Jones talks about IQ – what it is, what it predicts. He knows his psychometrics, which is damned unusual for an economist. You would almost think that he’s spent a lot of time (sub rosa) conferring, conversing, and otherwise hobnobbing with devotees of the Dark Arts. He talks about how nice it would be if we could raise national IQs (then Indonesia could do what Germany does – and did) – but of course we don’t really know how, except with iodine supplementation.
He talks about the ways in which a higher national IQ pays off – more patience (low time preference), higher savings rates, more cooperation, more ability to form teams suited to complex tasks with little room for error, less incompetent government. I’d also mention differences in inventiveness, a higher fraction of people that exceed required thresholds for complex tasks, more people believing in and practicing basic maintenance (zero or crappy maintenance is the bane of the Third World), more effective deterrence of crime, fewer accidents, etc etc. If you’re ever watched a decent but dumb guy confidently fire a nail gun into the palm of his own hand, you will know what I mean.

Directions:
1 > In the passage on national IQ, what is named as the only known way to raise national IQs?
2 > Extend the passage on national IQ past its final sentence, keeping its voice.
The records that come after this text have nothing to do with the work here.

Entries supplied:
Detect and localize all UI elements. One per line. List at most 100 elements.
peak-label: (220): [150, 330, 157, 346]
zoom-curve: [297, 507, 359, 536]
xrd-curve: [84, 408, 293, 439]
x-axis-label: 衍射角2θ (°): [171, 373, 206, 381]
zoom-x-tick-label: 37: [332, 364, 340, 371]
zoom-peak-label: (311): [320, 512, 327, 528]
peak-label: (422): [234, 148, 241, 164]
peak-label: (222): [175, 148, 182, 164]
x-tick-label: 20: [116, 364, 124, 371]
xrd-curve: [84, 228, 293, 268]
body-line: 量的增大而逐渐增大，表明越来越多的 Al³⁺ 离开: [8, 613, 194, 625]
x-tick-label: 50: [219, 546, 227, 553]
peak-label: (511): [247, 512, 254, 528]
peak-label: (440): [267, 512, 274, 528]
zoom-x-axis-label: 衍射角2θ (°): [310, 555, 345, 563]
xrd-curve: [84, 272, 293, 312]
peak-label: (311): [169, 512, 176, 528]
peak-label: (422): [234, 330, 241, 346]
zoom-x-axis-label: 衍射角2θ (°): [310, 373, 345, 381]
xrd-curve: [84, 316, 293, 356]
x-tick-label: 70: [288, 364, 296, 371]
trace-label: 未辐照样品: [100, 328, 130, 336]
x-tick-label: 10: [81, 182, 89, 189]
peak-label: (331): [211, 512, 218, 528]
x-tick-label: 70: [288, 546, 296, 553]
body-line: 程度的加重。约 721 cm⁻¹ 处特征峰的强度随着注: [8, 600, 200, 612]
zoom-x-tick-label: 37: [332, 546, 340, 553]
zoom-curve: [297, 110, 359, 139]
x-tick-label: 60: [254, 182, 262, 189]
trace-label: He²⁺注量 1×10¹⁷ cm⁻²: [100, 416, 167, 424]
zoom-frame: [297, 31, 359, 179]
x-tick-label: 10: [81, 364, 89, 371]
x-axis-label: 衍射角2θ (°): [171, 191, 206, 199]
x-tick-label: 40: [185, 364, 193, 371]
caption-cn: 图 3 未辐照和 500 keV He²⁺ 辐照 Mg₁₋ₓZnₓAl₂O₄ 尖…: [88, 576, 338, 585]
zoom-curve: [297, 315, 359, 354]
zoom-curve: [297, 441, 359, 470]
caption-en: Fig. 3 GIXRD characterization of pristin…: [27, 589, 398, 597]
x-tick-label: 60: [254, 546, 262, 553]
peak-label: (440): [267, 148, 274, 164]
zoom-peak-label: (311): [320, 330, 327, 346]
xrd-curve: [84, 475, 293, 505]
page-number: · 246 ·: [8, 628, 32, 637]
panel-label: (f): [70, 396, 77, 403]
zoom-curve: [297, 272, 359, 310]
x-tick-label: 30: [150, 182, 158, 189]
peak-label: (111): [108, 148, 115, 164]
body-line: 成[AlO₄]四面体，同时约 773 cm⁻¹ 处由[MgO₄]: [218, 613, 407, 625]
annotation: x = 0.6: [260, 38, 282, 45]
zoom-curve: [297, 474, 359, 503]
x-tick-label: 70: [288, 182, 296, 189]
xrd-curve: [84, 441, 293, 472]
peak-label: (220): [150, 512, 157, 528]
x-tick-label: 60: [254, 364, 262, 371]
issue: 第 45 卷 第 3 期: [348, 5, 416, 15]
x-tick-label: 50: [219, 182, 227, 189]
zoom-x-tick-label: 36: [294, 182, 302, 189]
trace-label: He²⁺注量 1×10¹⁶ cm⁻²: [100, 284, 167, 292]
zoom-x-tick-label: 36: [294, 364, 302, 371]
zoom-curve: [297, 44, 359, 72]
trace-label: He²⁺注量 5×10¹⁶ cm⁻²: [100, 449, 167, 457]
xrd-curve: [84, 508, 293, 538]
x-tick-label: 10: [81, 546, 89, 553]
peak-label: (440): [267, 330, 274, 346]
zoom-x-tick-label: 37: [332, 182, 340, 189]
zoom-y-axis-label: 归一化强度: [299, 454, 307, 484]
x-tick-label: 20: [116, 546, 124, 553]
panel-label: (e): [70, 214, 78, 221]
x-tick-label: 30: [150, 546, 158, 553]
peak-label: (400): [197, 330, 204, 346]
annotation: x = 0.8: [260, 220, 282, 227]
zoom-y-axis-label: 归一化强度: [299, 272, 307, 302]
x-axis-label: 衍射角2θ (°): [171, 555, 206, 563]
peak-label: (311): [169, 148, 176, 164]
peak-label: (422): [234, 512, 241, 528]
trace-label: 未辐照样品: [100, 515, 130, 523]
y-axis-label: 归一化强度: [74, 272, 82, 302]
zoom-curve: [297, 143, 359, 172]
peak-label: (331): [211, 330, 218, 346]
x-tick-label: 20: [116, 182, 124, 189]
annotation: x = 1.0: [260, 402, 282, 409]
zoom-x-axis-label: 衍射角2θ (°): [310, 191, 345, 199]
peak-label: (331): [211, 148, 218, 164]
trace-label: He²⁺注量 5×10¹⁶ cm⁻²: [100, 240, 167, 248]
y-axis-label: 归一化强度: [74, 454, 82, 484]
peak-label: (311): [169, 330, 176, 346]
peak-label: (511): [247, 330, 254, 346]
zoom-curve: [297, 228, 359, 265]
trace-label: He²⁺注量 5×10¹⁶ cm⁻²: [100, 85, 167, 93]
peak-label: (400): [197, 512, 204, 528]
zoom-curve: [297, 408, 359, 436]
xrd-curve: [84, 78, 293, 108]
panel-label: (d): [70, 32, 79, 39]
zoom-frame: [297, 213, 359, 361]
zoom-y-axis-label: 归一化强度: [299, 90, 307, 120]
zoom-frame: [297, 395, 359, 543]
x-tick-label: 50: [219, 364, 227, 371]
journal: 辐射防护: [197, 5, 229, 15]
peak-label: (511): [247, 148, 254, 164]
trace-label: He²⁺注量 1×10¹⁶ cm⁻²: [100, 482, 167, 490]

Task-by-task outputs:
1 > Iodine supplementation.

2 >
…If you talked to a smart, fair-minded guy in 1900, one with wide experience, and asked which countries would do well if native ability were the main determinant of national success – I think he would have predicted something roughly like what we see today. It’s highly correlated with peoples that managed fairly high levels of sophistication since the Bronze Age.
If it’s all that obvious, why haven’t other economists come to similar conclusions? Because they didn’t like these conclusions, of course – because of professional risk – because they don’t have a reasonably detailed picture of the world – because they never bothered to learn anything about psychometrics. Look at the reaction of the economists to Lynn and Vanhanen’s work: puerile.
COMMENTS:
* I would think the main reason for economists not noticing the importance of IQ is that standard economic theory doesn’t have a hole in which to fit that peg. This goes for both neoclassical (“people are rational”) and behavioural (“people are irrational”). Human capital theory comes closest, but the standard model is blank slate.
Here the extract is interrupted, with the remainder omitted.